<<<<

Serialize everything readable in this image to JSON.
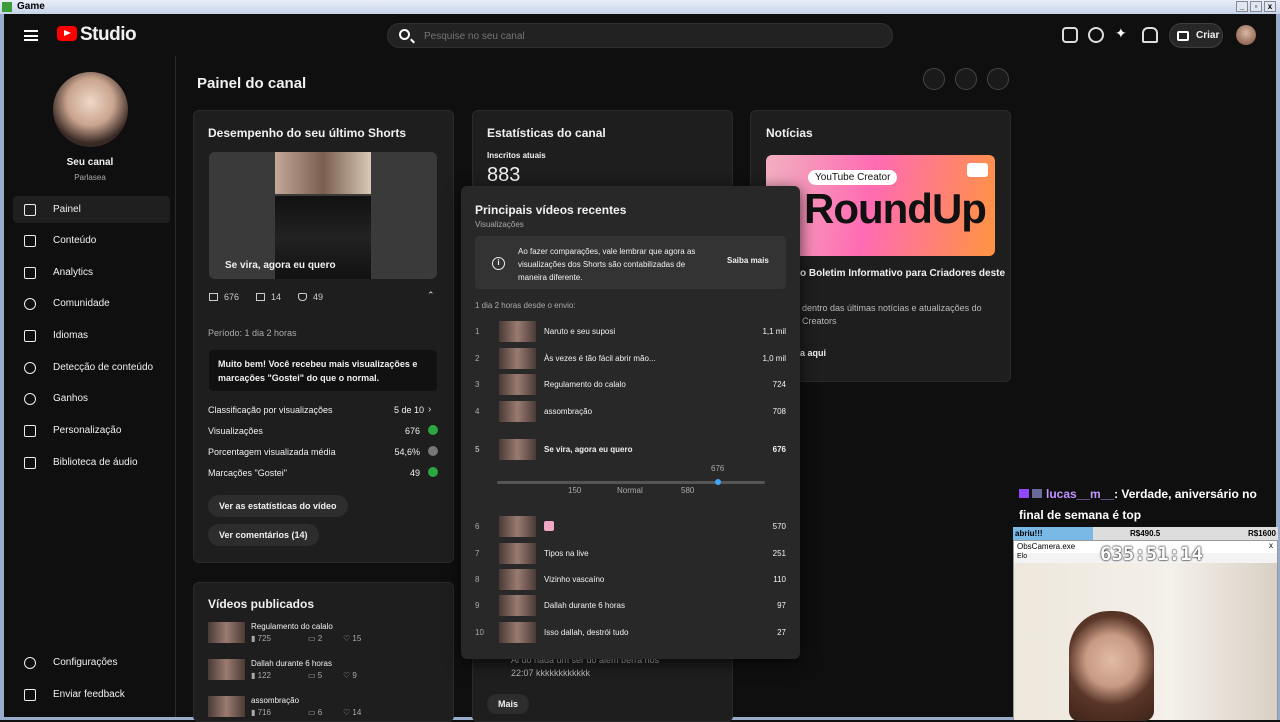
{
  "window": {
    "title": "Game"
  },
  "header": {
    "app": "Studio",
    "search_placeholder": "Pesquise no seu canal",
    "create": "Criar"
  },
  "sidebar": {
    "channel_name": "Seu canal",
    "channel_handle": "Parlasea",
    "items": [
      {
        "label": "Painel"
      },
      {
        "label": "Conteúdo"
      },
      {
        "label": "Analytics"
      },
      {
        "label": "Comunidade"
      },
      {
        "label": "Idiomas"
      },
      {
        "label": "Detecção de conteúdo"
      },
      {
        "label": "Ganhos"
      },
      {
        "label": "Personalização"
      },
      {
        "label": "Biblioteca de áudio"
      }
    ],
    "bottom": [
      {
        "label": "Configurações"
      },
      {
        "label": "Enviar feedback"
      }
    ]
  },
  "main": {
    "title": "Painel do canal"
  },
  "shorts_card": {
    "title": "Desempenho do seu último Shorts",
    "video_title": "Se vira, agora eu quero",
    "stats": {
      "views": "676",
      "comments": "14",
      "likes": "49"
    },
    "period": "Período: 1 dia 2 horas",
    "note": "Muito bem! Você recebeu mais visualizações e marcações \"Gostei\" do que o normal.",
    "metrics": [
      {
        "label": "Classificação por visualizações",
        "value": "5 de 10"
      },
      {
        "label": "Visualizações",
        "value": "676"
      },
      {
        "label": "Porcentagem visualizada média",
        "value": "54,6%"
      },
      {
        "label": "Marcações \"Gostei\"",
        "value": "49"
      }
    ],
    "btn_stats": "Ver as estatísticas do vídeo",
    "btn_comments": "Ver comentários (14)"
  },
  "published": {
    "title": "Vídeos publicados",
    "items": [
      {
        "title": "Regulamento do calalo",
        "views": "725",
        "comments": "2",
        "likes": "15"
      },
      {
        "title": "Dallah durante 6 horas",
        "views": "122",
        "comments": "5",
        "likes": "9"
      },
      {
        "title": "assombração",
        "views": "716",
        "comments": "6",
        "likes": "14"
      }
    ]
  },
  "stats_card": {
    "title": "Estatísticas do canal",
    "subs_label": "Inscritos atuais",
    "subs": "883",
    "comment_text": "Ai do nada um ser do alem berra nos",
    "comment_time": "22:07 kkkkkkkkkkkk",
    "more": "Mais"
  },
  "news": {
    "title": "Notícias",
    "banner_tag": "YouTube Creator",
    "banner_big": "RoundUp",
    "headline": "o Boletim Informativo para Criadores deste",
    "desc1": "dentro das últimas notícias e atualizações do",
    "desc2": "Creators",
    "link": "a aqui"
  },
  "popup": {
    "title": "Principais vídeos recentes",
    "subtitle": "Visualizações",
    "info": "Ao fazer comparações, vale lembrar que agora as visualizações dos Shorts são contabilizadas de maneira diferente.",
    "learn": "Saiba mais",
    "since": "1 dia 2 horas desde o envio:",
    "rows": [
      {
        "rank": "1",
        "title": "Naruto e seu suposi",
        "value": "1,1 mil"
      },
      {
        "rank": "2",
        "title": "Às vezes é tão fácil abrir mão...",
        "value": "1,0 mil"
      },
      {
        "rank": "3",
        "title": "Regulamento do calalo",
        "value": "724"
      },
      {
        "rank": "4",
        "title": "assombração",
        "value": "708"
      },
      {
        "rank": "5",
        "title": "Se vira, agora eu quero",
        "value": "676"
      },
      {
        "rank": "6",
        "title": "",
        "value": "570"
      },
      {
        "rank": "7",
        "title": "Tipos na live",
        "value": "251"
      },
      {
        "rank": "8",
        "title": "Vizinho vascaíno",
        "value": "110"
      },
      {
        "rank": "9",
        "title": "Dallah durante 6 horas",
        "value": "97"
      },
      {
        "rank": "10",
        "title": "Isso dallah, destrói tudo",
        "value": "27"
      }
    ],
    "scale": {
      "current": "676",
      "low": "150",
      "mid": "Normal",
      "high": "580"
    }
  },
  "stream": {
    "chat_user": "lucas__m__",
    "chat_text": ": Verdade, aniversário no final de semana é top",
    "bar_left": "abriu!!!",
    "bar_mid": "R$490.5",
    "bar_right": "R$1600",
    "progress_fraction": 0.3,
    "cam_title": "ObsCamera.exe",
    "cam_sub": "Elo",
    "timer": "635:51:14"
  },
  "colors": {
    "accent_red": "#ff0000",
    "good_green": "#2ba640",
    "link_blue": "#3ea6ff"
  }
}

>>>>

== What you will do ==
What is the number of lines in the data holding the word "vira"? Reply with that number only.

== Exercise answer ==
2